- Directive: Pick out each line below containing "With".

- Material to process:

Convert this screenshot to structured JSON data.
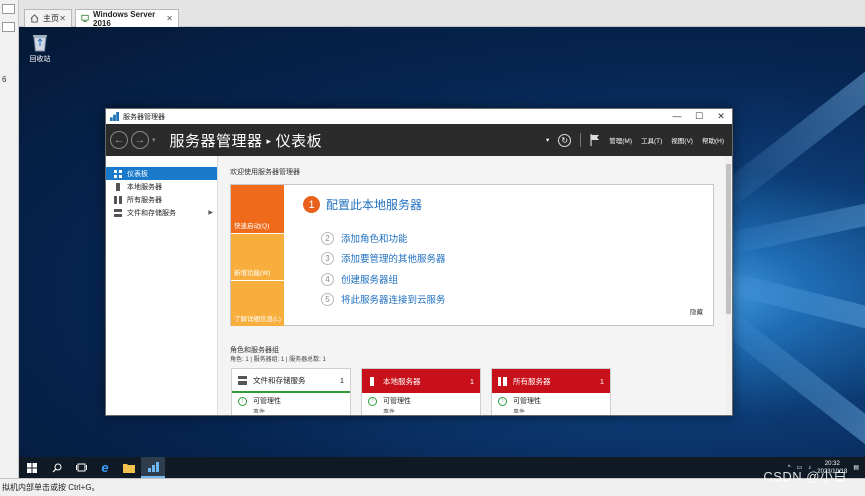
{
  "vm_tabs": [
    {
      "label": "主页",
      "icon": "home-icon"
    },
    {
      "label": "Windows Server 2016",
      "icon": "vm-icon"
    }
  ],
  "left_strip": {
    "digit": "6"
  },
  "desktop": {
    "recycle_bin_label": "回收站"
  },
  "window": {
    "title": "服务器管理器",
    "breadcrumb_app": "服务器管理器",
    "breadcrumb_sep": "▸",
    "breadcrumb_page": "仪表板",
    "menus": [
      "管理(M)",
      "工具(T)",
      "视图(V)",
      "帮助(H)"
    ],
    "controls": {
      "minimize": "—",
      "maximize": "☐",
      "close": "✕"
    }
  },
  "sidebar": {
    "items": [
      {
        "label": "仪表板",
        "selected": true
      },
      {
        "label": "本地服务器"
      },
      {
        "label": "所有服务器"
      },
      {
        "label": "文件和存储服务",
        "has_arrow": true
      }
    ]
  },
  "welcome": {
    "heading": "欢迎使用服务器管理器",
    "left_tabs": [
      "快速启动(Q)",
      "新增功能(W)",
      "了解详细信息(L)"
    ],
    "step1": {
      "num": "1",
      "label": "配置此本地服务器"
    },
    "steps": [
      {
        "num": "2",
        "label": "添加角色和功能"
      },
      {
        "num": "3",
        "label": "添加要管理的其他服务器"
      },
      {
        "num": "4",
        "label": "创建服务器组"
      },
      {
        "num": "5",
        "label": "将此服务器连接到云服务"
      }
    ],
    "hide": "隐藏"
  },
  "roles": {
    "title": "角色和服务器组",
    "summary": "角色: 1 | 服务器组: 1 | 服务器总数: 1",
    "tiles": [
      {
        "name": "文件和存储服务",
        "count": "1",
        "row1": "可管理性",
        "row2": "事件",
        "color": "#ffffff",
        "accent": "#2e9c3a"
      },
      {
        "name": "本地服务器",
        "count": "1",
        "row1": "可管理性",
        "row2": "事件",
        "color": "#c8101a",
        "accent": "#c8101a"
      },
      {
        "name": "所有服务器",
        "count": "1",
        "row1": "可管理性",
        "row2": "事件",
        "color": "#c8101a",
        "accent": "#c8101a"
      }
    ]
  },
  "taskbar": {
    "clock_time": "20:32",
    "clock_date": "2023/10/18"
  },
  "statusbar": {
    "text": "拟机内部单击或按 Ctrl+G。"
  },
  "watermark": "CSDN @小白",
  "colors": {
    "cmdbar": "#2b2b2b",
    "quickstart_orange": "#ef6b1b",
    "tab_yellow": "#f7ae3c",
    "link_blue": "#1f6fbf",
    "selected_nav": "#1979ca",
    "alert_red": "#c8101a"
  }
}
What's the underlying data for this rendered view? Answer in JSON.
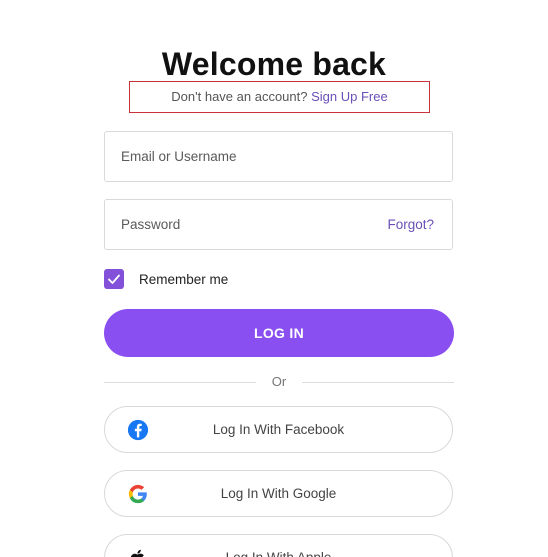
{
  "header": {
    "title": "Welcome back",
    "signup_prompt": "Don't have an account?",
    "signup_link": "Sign Up Free"
  },
  "form": {
    "username": {
      "placeholder": "Email or Username",
      "value": ""
    },
    "password": {
      "placeholder": "Password",
      "value": "",
      "forgot_label": "Forgot?"
    },
    "remember": {
      "label": "Remember me",
      "checked": true
    },
    "login_label": "LOG IN",
    "divider_label": "Or"
  },
  "social": {
    "facebook_label": "Log In With Facebook",
    "google_label": "Log In With Google",
    "apple_label": "Log In With Apple"
  },
  "colors": {
    "accent": "#8a4ff0",
    "link": "#6b4fb8",
    "highlight_border": "#c8323a",
    "facebook": "#1877f2"
  }
}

- Expected answer:
    "facebook_label": "Log In With Facebook",
    "google_label": "Log In With Google",
    "apple_label": "Log In With Apple"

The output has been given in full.